EXERCISE REQUIREMENTS: Reproduce the listing below line for line, with every character unchanged, and leave out the pictures.

DATA RECORDS:
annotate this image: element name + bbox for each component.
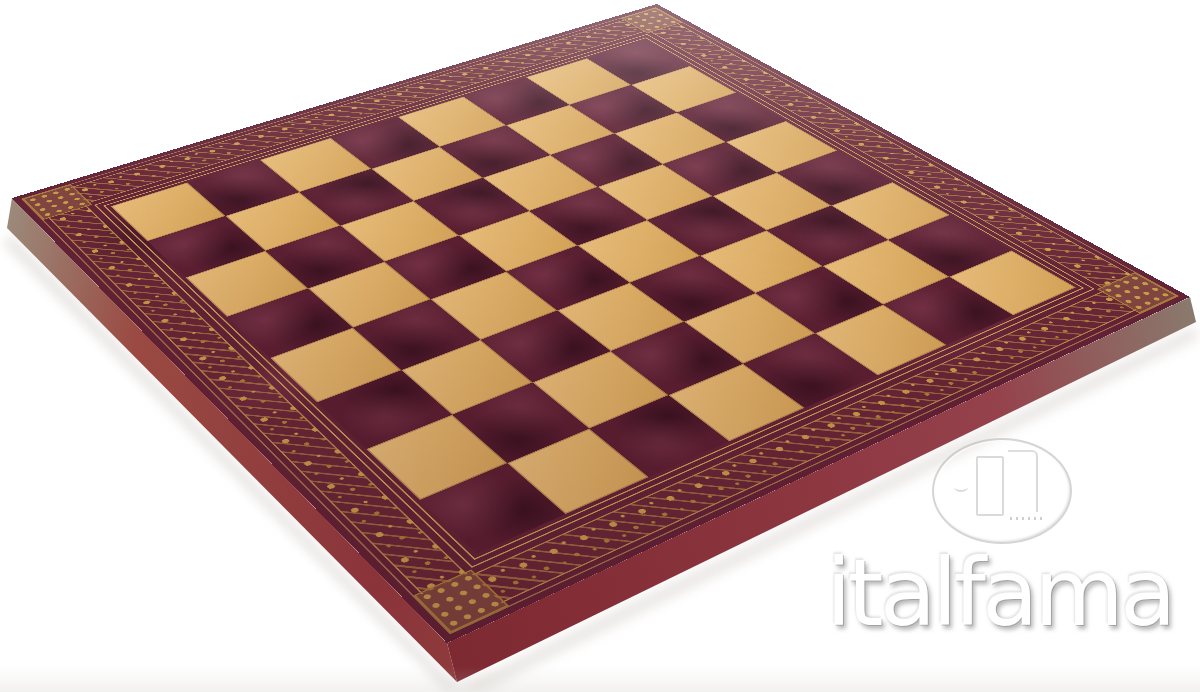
logo-glyph-dash bbox=[954, 482, 968, 492]
logo-glyph-dots bbox=[1008, 516, 1042, 521]
bottom-haze bbox=[0, 666, 1200, 692]
brand-logo-stamp bbox=[932, 438, 1072, 544]
logo-glyph-block bbox=[976, 456, 1004, 516]
playing-area bbox=[111, 40, 1076, 553]
watermark-text: italfama bbox=[826, 548, 1196, 640]
product-photo-scene: italfama bbox=[0, 0, 1200, 692]
logo-glyph-step bbox=[1008, 450, 1038, 512]
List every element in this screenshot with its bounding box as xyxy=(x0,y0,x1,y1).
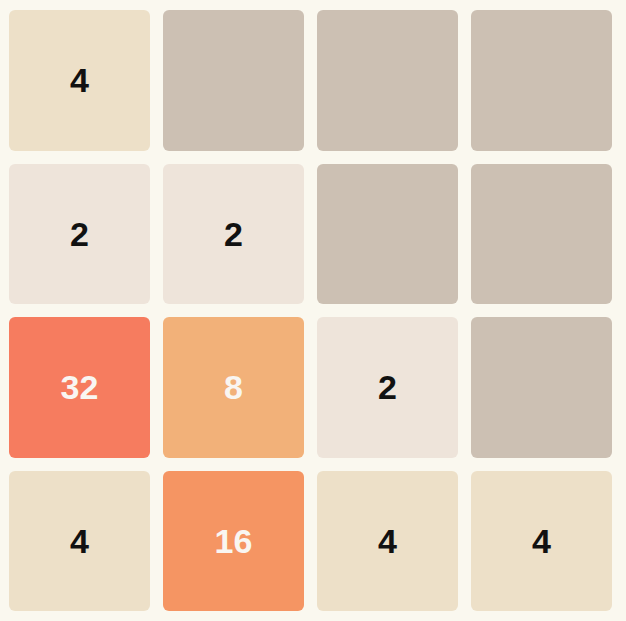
empty-cell-r2c3 xyxy=(317,164,458,305)
tile-16-r4c2: 16 xyxy=(163,471,304,612)
tile-4-r1c1: 4 xyxy=(9,10,150,151)
tile-2-r2c1: 2 xyxy=(9,164,150,305)
empty-cell-r1c2 xyxy=(163,10,304,151)
board-2048[interactable]: 422328241644 xyxy=(0,0,626,621)
tile-2-r3c3: 2 xyxy=(317,317,458,458)
empty-cell-r3c4 xyxy=(471,317,612,458)
empty-cell-r2c4 xyxy=(471,164,612,305)
tile-4-r4c1: 4 xyxy=(9,471,150,612)
tile-4-r4c3: 4 xyxy=(317,471,458,612)
tile-8-r3c2: 8 xyxy=(163,317,304,458)
tile-32-r3c1: 32 xyxy=(9,317,150,458)
tile-4-r4c4: 4 xyxy=(471,471,612,612)
empty-cell-r1c3 xyxy=(317,10,458,151)
tile-2-r2c2: 2 xyxy=(163,164,304,305)
empty-cell-r1c4 xyxy=(471,10,612,151)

TASK OUTPUT:
annotate this image: element name + bbox for each component.
logo-glyph-dash bbox=[954, 482, 968, 492]
logo-glyph-dots bbox=[1008, 516, 1042, 521]
bottom-haze bbox=[0, 666, 1200, 692]
brand-logo-stamp bbox=[932, 438, 1072, 544]
logo-glyph-block bbox=[976, 456, 1004, 516]
playing-area bbox=[111, 40, 1076, 553]
watermark-text: italfama bbox=[826, 548, 1196, 640]
product-photo-scene: italfama bbox=[0, 0, 1200, 692]
logo-glyph-step bbox=[1008, 450, 1038, 512]
List every element in this screenshot with its bounding box as xyxy=(x0,y0,x1,y1).
empty-cell-r2c3 xyxy=(317,164,458,305)
tile-16-r4c2: 16 xyxy=(163,471,304,612)
tile-4-r1c1: 4 xyxy=(9,10,150,151)
tile-2-r2c1: 2 xyxy=(9,164,150,305)
empty-cell-r1c2 xyxy=(163,10,304,151)
board-2048[interactable]: 422328241644 xyxy=(0,0,626,621)
tile-2-r3c3: 2 xyxy=(317,317,458,458)
empty-cell-r3c4 xyxy=(471,317,612,458)
empty-cell-r2c4 xyxy=(471,164,612,305)
tile-4-r4c1: 4 xyxy=(9,471,150,612)
tile-4-r4c3: 4 xyxy=(317,471,458,612)
tile-8-r3c2: 8 xyxy=(163,317,304,458)
tile-32-r3c1: 32 xyxy=(9,317,150,458)
tile-4-r4c4: 4 xyxy=(471,471,612,612)
empty-cell-r1c3 xyxy=(317,10,458,151)
tile-2-r2c2: 2 xyxy=(163,164,304,305)
empty-cell-r1c4 xyxy=(471,10,612,151)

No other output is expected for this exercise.